* Given instruction
Copy out the line that contains "Parse this screenshot: output", the line that contains "Give me the", and every line between them, exactly, and nothing else.

* Stored data
+++

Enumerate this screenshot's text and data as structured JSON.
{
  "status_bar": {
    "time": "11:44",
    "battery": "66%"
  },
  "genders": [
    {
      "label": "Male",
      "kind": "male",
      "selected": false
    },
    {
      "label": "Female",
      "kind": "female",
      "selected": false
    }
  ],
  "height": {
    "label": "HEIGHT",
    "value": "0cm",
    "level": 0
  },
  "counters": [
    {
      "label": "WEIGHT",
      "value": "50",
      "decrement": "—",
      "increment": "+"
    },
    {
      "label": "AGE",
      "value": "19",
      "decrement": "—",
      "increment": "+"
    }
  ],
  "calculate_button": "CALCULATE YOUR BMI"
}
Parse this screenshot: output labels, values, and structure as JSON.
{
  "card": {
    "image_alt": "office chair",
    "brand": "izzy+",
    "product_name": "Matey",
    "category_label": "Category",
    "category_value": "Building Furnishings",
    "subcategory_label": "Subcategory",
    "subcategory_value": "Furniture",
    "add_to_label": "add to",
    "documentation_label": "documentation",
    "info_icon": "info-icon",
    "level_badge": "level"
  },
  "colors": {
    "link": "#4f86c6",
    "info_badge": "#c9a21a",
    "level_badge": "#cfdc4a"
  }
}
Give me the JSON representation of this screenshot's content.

+++

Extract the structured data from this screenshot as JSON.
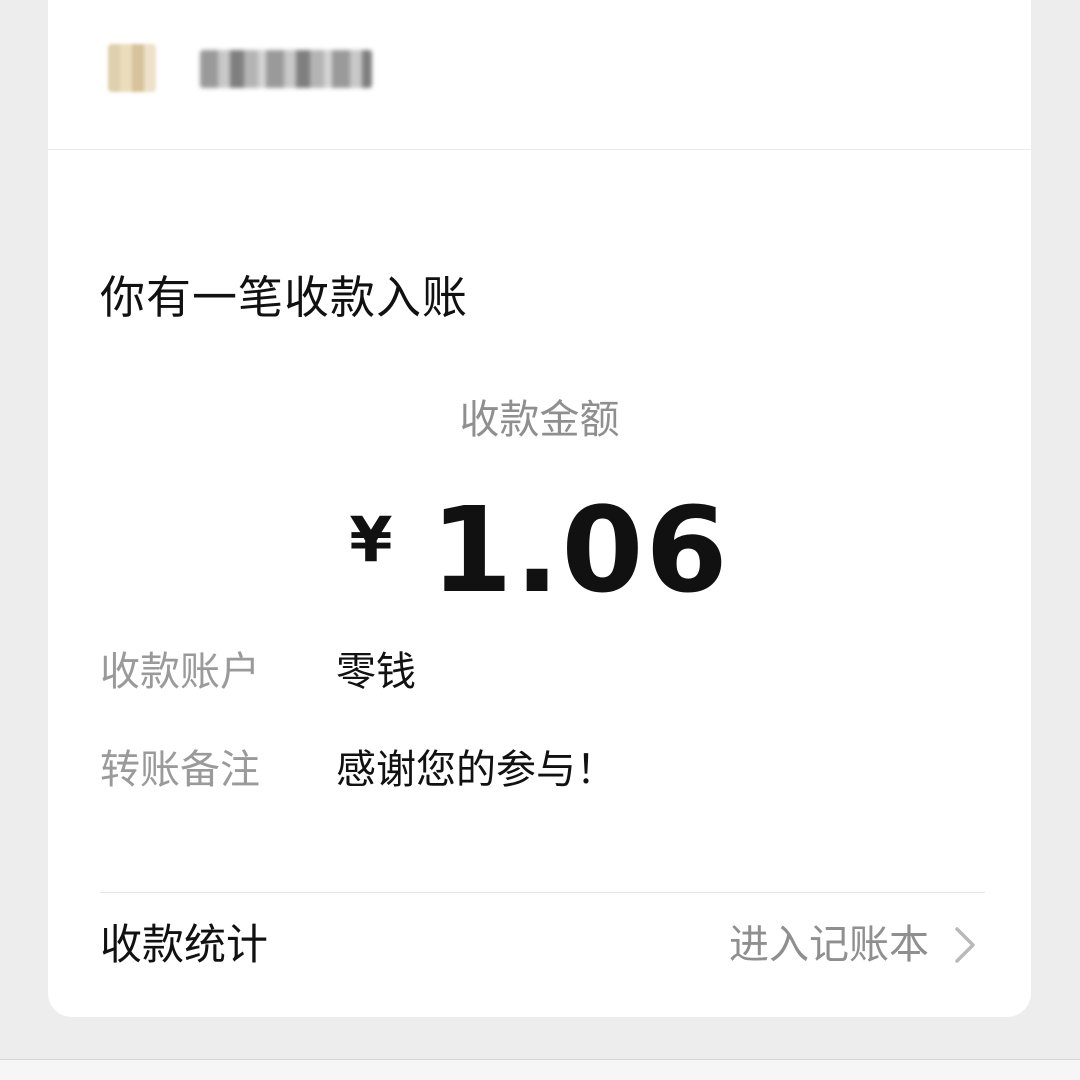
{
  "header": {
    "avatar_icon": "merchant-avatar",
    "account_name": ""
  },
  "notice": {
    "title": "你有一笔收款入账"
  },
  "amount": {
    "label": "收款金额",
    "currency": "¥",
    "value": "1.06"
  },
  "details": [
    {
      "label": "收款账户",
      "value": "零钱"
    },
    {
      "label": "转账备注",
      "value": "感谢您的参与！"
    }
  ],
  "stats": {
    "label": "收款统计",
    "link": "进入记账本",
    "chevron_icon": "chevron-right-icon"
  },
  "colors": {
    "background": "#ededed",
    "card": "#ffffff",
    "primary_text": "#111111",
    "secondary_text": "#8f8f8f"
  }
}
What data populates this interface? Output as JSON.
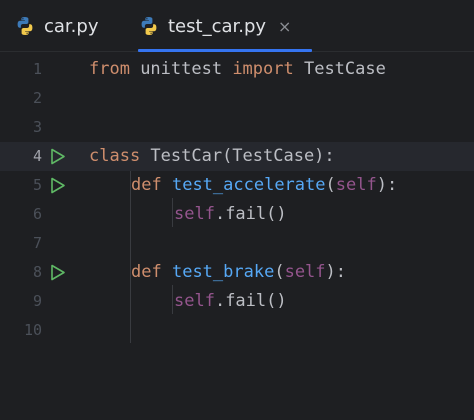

+++

* Worked answer
Parse this screenshot: output labels, values, and structure as JSON.
{
  "card": {
    "image_alt": "office chair",
    "brand": "izzy+",
    "product_name": "Matey",
    "category_label": "Category",
    "category_value": "Building Furnishings",
    "subcategory_label": "Subcategory",
    "subcategory_value": "Furniture",
    "add_to_label": "add to",
    "documentation_label": "documentation",
    "info_icon": "info-icon",
    "level_badge": "level"
  },
  "colors": {
    "link": "#4f86c6",
    "info_badge": "#c9a21a",
    "level_badge": "#cfdc4a"
  }
}
Give me the JSON representation of this screenshot's content.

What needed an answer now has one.